§ EXTRACT TO READ:
■ ■ ■ ■

Here's good prices if you want multiple sizes!

NEW AMMO CANS & USED AMMO CANS THAT INCLUDE .30 CAL. AMMO CAN, .50 CAL. AMMO CAN, SAW AMMO CANS, BIG 50 AMMO CANS, FAT 50's AMMO CAN, FAT 50 AMMO CANS, 20MM AMMO CANS, 30 MM AMMO CANS, 40MM AMMO CANS, 120MM AMMO CANS, - Best Pricing on the net for A

And by the way any wind up watch is immune.....Any regular magnetic compass wont be harmed!

Freezers wont be harmed probably but the US Power grid wont be there....No electricity...no Freezer...Refrigerator!

Ask any other questions you can think of....I'll try to help!

Why are you worried about EMP's ? And from who?


----------



## PrepperRecon.com (Aug 1, 2012)

SSGT, will a regular metal gun safe act as a Faraday cage? It has the fire safe lining. Thanks


----------



## survival (Sep 26, 2011)

Good write up SSGT! Does anyone know what to do to protect cars/trucks, ATV's, motorcycles and coffee pots, yet still be usable working condition? Yes, I would still like to use my coffee pot to boil water via solar/battery after the fact.


----------



## nadja (May 1, 2012)

Survival, as far as your vehicles are concerned, you would probably want spare electronic parts for them. One good and cheap way to do this, is to go to local junk yards, look for the same YEAR and make vehicles and buy the computers, distributors, injectors, and all sensors especially for them. For your solar , you certainly need extra diodes for each and every panel, a spare charge controller and inverter. Buy a used 40 channel cb radio, put that into a large ammo box like a 50 cal, along with rolls of wire, and electrical connectors. 
As far as you elect coffee pot, instead, buy an old fashioned perckalator for the top of ANY cook surface. Makes better coffee anyway. Thats all I use now, and I have 3 or more for back up. Redundancy is the key to emp threats


----------



## PrepperThyAngus (Sep 30, 2012)

To help protect electrical devices from EMP discharge, look into using an isolation transformer. This will isolate the electrical energy from directly flowing into electrical systems that you want to protect, to a certain extent. Any isolation transformer, or even any electrical device, will always have a certain "break down" threshold when exposed to higher voltages. This is why no system can be 100% protected because it really depends on the strength of the EMP pulse. 

It is my personal belief that technology has not quite made it to the point where EMP strength could surpass threshold points of "protected" or isolated electrical systems. However, a local nuclear blast could surpass threshold and electrically destroy your protected electrical systems. But with a local nuclear blast, you have more things to worry about than EMP.

I work as an electrical engineering technician. The project that I work for is developing a next generation laser accelerator using plasma and laser interactions. Part of this system uses a high voltage pulser to discharge 20-40kV of energy to create a plasma discharge. These laser, plasma, and gas interactions are all inside ultra high vacuum chambers. As you would assume, the high voltage pulser causes an EMP burst into the chambers, through the ground bonding of the chamber and back into our control and trigger systems for the pulser. Without protection, the EMP pulse will backfeed into the triggering system for the pulser and "trigger" it to fire, thus causing a loop. Fire a discharge, cause EMP which causes another discharge, etc.

■ ■ ■ ■

§ STORED RECORDS:
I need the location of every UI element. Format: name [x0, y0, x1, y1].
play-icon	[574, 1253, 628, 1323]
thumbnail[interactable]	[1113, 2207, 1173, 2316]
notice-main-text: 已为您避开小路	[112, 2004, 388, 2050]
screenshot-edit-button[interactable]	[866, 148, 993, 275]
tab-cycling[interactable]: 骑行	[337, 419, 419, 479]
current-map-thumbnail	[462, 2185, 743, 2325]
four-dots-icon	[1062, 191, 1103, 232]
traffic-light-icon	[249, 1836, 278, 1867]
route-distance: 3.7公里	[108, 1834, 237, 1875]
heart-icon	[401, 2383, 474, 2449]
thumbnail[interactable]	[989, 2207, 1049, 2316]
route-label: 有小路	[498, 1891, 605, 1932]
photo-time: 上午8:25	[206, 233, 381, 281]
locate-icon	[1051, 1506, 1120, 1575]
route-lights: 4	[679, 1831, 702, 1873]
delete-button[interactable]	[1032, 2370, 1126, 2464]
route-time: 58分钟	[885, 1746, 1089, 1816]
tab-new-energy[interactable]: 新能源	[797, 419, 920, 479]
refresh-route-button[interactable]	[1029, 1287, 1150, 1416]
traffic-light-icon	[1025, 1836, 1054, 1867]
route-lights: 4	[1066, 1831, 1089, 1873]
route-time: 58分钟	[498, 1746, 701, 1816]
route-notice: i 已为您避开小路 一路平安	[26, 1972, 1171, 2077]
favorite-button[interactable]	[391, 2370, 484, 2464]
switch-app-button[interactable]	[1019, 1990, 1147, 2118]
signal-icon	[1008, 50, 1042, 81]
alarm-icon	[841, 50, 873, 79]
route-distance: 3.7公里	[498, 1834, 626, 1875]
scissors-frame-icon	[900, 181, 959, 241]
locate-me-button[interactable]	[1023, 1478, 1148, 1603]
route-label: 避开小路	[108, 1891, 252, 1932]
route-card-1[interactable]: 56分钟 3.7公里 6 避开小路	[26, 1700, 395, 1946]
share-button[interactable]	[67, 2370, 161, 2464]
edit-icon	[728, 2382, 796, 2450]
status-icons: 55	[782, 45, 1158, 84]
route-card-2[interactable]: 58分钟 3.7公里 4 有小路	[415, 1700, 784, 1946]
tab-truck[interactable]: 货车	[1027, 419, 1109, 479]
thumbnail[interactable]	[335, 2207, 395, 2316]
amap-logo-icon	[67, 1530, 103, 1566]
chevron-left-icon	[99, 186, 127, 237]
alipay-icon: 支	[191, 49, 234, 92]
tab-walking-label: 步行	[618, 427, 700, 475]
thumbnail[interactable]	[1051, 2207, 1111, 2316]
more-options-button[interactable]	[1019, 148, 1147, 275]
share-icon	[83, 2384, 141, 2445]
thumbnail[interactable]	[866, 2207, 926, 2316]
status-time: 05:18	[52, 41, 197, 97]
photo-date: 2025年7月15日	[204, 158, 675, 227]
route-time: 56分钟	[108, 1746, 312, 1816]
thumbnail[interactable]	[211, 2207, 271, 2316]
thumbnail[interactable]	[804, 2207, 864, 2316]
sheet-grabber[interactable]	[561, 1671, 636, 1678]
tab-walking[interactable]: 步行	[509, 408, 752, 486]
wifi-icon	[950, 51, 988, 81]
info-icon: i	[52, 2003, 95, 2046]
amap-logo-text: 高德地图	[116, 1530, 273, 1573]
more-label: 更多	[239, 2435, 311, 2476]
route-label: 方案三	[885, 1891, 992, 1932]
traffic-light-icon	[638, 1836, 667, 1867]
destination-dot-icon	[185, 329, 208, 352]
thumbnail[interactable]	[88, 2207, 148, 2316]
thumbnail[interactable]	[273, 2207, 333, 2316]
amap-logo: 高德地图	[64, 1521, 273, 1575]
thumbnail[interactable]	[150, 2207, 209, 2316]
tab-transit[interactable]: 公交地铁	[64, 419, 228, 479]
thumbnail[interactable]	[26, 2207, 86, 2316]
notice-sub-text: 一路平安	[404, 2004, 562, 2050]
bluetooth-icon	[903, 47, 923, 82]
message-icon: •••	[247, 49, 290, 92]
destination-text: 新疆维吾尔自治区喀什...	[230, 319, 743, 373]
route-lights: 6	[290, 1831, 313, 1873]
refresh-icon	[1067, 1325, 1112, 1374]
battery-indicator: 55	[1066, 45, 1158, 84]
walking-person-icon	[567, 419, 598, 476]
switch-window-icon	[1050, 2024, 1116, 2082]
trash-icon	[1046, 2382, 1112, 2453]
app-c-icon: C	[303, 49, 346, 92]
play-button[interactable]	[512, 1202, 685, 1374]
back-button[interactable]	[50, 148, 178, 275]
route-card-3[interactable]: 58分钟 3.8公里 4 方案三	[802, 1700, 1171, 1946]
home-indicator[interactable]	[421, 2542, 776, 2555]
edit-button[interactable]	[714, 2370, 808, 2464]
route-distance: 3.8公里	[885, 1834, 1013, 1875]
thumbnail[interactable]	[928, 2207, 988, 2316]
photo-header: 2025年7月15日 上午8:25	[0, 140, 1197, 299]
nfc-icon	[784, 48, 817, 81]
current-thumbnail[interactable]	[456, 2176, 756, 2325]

■ ■ ■ ■

§ EXERCISE REQUIREMENTS:
(1) Answer these questions from the EMP thread:
(a) Where does nadja suggest going to buy spare computers, distributors, injectors and sensors for your vehicles?
(b) What device does PrepperThyAngus suggest looking into to help protect electrical devices from EMP discharge?
(c) How much energy does the high voltage pulser discharge to create a plasma discharge?
(2) Write out the part of the EMP thread starting with "Freezers wont be" and going on through "And from who?".

§ EXERCISE RESULTS:
(1)
(a) Local junk yards
(b) An isolation transformer
(c) 20-40kV

(2)
Freezers wont be harmed probably but the US Power grid wont be there....No electricity...no Freezer...Refrigerator!

Ask any other questions you can think of....I'll try to help!

Why are you worried about EMP's ? And from who?